### Stated problem
Read the lines below. Copy out any that hold the string "hundreds".

### Dataset
——
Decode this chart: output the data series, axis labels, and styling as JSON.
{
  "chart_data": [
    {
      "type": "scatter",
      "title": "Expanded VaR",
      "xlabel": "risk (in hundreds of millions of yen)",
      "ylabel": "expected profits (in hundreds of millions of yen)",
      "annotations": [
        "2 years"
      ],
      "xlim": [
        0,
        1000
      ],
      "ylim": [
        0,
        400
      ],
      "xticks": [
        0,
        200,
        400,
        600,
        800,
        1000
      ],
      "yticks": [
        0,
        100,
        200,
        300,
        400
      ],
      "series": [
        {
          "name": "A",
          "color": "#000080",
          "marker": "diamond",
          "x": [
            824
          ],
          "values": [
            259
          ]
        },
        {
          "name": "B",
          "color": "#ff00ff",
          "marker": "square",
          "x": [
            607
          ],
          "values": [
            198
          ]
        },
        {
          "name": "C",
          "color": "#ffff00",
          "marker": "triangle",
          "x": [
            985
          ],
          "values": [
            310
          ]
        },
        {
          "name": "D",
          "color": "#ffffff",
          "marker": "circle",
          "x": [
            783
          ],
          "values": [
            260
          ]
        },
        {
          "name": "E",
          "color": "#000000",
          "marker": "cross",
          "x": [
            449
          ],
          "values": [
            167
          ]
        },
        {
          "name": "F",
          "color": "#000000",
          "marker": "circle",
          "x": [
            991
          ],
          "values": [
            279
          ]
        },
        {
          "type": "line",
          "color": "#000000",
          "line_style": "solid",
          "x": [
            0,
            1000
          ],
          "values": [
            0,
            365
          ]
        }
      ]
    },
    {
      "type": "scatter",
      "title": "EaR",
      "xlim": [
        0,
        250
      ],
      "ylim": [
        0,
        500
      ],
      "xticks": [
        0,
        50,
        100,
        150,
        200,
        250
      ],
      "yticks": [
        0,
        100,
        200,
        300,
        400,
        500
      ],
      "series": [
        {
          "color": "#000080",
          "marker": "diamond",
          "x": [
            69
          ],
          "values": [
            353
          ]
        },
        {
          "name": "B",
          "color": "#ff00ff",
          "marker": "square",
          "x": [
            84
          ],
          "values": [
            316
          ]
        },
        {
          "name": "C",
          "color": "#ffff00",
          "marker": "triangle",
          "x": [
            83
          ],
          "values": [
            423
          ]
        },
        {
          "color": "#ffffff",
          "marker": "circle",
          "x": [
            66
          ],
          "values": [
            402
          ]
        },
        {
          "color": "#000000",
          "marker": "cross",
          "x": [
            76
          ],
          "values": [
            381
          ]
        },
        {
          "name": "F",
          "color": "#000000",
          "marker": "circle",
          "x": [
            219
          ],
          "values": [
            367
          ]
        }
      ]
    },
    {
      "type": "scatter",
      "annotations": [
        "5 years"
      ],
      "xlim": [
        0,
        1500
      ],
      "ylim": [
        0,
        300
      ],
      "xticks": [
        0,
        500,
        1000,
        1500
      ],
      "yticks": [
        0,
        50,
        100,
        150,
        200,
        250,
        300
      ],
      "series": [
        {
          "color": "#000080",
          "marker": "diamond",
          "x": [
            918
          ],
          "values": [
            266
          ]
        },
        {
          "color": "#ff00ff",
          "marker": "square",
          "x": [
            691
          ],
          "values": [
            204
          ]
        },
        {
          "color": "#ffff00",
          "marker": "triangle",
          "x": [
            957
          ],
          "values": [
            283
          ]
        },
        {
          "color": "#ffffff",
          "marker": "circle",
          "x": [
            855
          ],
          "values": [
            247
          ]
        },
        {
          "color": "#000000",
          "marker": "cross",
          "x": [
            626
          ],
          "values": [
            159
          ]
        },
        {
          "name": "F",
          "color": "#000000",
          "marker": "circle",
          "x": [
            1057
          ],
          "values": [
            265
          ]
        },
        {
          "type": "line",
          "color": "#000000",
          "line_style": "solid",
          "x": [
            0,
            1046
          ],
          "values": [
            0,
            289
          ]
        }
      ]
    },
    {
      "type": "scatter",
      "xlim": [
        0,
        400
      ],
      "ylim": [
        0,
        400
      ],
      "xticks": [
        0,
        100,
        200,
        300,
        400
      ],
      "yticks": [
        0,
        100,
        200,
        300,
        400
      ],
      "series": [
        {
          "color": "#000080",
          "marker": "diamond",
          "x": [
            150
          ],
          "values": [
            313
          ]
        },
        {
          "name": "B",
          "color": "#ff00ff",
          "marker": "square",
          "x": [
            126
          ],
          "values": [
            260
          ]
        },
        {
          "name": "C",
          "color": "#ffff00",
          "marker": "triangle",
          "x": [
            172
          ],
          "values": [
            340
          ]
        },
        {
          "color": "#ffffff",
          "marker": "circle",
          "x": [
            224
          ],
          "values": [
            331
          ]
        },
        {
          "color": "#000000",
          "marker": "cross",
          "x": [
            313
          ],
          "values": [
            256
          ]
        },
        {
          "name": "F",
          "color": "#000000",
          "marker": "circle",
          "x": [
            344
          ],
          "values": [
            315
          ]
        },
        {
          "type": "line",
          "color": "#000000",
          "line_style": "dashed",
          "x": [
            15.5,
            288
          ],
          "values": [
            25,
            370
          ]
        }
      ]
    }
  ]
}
——
### Answer for this exercise
      "xlabel": "risk (in hundreds of millions of yen)",
      "ylabel": "expected profits (in hundreds of millions of yen)",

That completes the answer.